> Aim
Check every line for the word "Example" and give the number of lines where it occurs, nothing else.

> Given records
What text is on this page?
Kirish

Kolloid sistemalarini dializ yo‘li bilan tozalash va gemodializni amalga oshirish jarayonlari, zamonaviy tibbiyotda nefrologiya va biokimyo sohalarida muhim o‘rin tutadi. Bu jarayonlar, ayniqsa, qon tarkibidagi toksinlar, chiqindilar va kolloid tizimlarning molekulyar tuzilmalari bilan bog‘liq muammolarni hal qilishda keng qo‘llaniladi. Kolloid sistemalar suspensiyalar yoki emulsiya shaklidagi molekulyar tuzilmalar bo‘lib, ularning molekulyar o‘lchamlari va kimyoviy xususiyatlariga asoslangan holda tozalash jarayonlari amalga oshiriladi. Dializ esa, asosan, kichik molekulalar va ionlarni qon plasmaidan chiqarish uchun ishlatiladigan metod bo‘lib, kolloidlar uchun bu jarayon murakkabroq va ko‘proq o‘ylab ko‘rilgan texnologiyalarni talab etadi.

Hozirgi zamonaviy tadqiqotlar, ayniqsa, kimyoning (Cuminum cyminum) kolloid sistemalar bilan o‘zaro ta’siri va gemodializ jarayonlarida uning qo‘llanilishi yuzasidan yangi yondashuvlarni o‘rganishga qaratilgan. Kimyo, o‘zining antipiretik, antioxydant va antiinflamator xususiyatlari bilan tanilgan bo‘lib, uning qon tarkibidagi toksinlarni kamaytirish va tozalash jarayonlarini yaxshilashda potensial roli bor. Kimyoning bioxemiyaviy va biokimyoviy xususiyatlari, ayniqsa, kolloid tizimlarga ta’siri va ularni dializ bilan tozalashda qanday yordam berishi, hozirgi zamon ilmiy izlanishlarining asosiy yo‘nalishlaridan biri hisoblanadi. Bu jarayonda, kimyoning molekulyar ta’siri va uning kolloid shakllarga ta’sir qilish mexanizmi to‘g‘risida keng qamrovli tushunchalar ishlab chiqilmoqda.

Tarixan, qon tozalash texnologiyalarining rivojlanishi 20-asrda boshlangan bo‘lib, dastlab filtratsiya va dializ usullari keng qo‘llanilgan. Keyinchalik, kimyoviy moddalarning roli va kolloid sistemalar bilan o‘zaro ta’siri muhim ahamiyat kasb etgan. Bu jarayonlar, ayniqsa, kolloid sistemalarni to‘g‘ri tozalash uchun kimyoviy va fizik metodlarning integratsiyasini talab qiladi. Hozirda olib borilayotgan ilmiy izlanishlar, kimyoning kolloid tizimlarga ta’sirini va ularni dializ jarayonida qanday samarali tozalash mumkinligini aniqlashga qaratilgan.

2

==

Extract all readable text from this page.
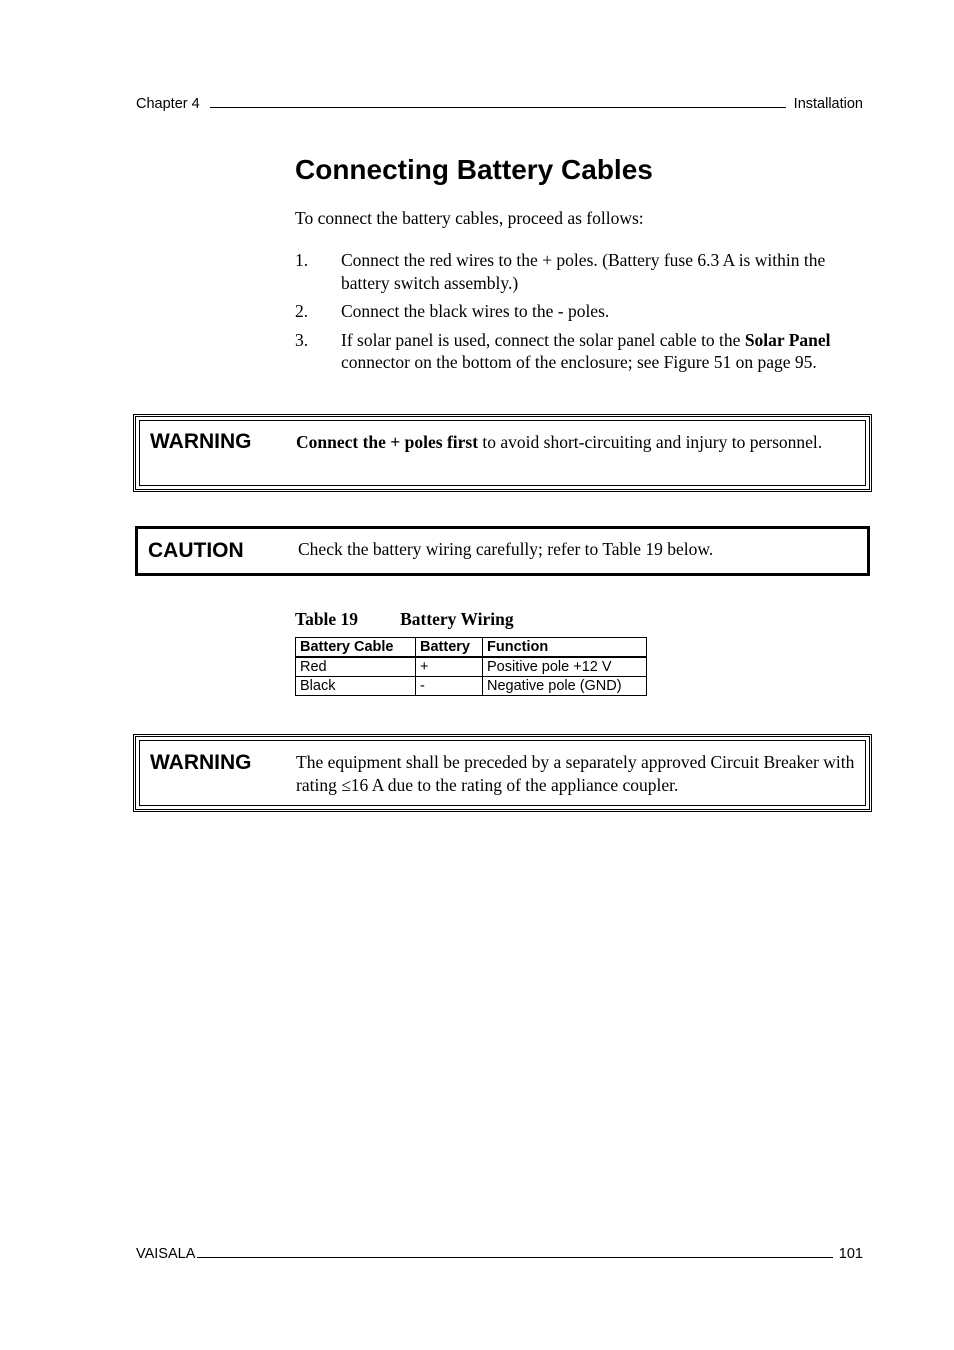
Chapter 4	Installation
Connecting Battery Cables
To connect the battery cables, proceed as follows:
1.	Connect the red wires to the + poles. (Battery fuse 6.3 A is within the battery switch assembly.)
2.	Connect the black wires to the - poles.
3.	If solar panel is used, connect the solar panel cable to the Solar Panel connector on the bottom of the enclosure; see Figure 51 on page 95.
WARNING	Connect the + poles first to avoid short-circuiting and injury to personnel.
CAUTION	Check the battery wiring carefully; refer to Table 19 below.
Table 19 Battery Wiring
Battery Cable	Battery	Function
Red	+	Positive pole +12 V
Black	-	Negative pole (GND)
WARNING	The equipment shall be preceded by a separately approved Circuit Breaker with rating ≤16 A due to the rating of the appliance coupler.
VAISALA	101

* * *

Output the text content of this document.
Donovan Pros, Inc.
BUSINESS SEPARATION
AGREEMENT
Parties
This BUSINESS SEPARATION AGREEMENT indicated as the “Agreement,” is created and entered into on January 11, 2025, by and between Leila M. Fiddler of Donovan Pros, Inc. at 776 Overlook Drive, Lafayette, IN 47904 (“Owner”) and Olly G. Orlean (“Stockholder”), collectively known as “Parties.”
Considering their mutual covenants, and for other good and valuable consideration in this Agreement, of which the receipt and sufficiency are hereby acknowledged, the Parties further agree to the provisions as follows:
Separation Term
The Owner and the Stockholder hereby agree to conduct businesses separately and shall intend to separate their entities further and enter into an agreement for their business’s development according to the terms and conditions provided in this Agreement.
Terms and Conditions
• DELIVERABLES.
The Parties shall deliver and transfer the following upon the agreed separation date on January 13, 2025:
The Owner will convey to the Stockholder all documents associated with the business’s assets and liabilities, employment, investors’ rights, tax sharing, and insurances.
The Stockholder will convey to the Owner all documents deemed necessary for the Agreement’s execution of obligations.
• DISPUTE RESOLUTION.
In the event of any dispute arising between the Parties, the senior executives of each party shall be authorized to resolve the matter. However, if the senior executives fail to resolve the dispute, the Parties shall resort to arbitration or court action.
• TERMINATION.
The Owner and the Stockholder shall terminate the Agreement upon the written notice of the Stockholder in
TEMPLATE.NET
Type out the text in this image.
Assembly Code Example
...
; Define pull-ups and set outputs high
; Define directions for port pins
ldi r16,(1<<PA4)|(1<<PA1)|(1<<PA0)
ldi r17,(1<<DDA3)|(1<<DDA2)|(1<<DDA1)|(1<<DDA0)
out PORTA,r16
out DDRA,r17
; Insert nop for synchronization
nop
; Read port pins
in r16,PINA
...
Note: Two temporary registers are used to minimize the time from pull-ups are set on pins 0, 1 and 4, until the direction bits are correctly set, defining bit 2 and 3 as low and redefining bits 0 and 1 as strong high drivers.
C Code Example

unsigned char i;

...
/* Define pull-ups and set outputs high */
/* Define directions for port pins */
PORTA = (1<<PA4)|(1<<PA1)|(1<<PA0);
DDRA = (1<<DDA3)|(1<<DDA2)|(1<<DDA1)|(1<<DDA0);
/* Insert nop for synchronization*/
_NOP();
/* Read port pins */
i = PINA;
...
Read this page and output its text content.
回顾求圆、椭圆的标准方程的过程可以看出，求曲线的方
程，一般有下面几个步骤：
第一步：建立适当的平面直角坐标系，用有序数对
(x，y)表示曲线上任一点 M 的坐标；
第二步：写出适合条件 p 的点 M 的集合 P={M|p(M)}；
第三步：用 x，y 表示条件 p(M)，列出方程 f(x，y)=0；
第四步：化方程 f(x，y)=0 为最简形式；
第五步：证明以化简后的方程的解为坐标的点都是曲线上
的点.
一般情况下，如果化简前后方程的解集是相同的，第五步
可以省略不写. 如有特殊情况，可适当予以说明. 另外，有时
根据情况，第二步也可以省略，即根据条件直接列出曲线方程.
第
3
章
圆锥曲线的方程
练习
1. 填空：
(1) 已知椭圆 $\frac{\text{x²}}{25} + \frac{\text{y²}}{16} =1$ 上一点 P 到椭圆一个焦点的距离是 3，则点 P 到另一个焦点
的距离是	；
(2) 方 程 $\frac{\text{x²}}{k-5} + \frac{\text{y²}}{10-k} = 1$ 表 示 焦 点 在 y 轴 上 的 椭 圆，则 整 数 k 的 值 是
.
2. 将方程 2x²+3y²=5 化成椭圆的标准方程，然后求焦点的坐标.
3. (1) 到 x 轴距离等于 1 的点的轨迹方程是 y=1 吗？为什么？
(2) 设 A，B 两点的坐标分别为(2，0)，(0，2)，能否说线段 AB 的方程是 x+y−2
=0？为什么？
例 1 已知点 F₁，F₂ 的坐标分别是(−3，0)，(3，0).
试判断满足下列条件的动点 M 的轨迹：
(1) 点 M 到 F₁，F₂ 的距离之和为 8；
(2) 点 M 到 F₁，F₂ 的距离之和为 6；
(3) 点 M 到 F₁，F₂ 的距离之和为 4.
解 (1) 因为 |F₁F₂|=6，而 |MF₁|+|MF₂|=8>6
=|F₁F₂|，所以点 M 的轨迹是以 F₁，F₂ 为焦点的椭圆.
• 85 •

> Written answer
2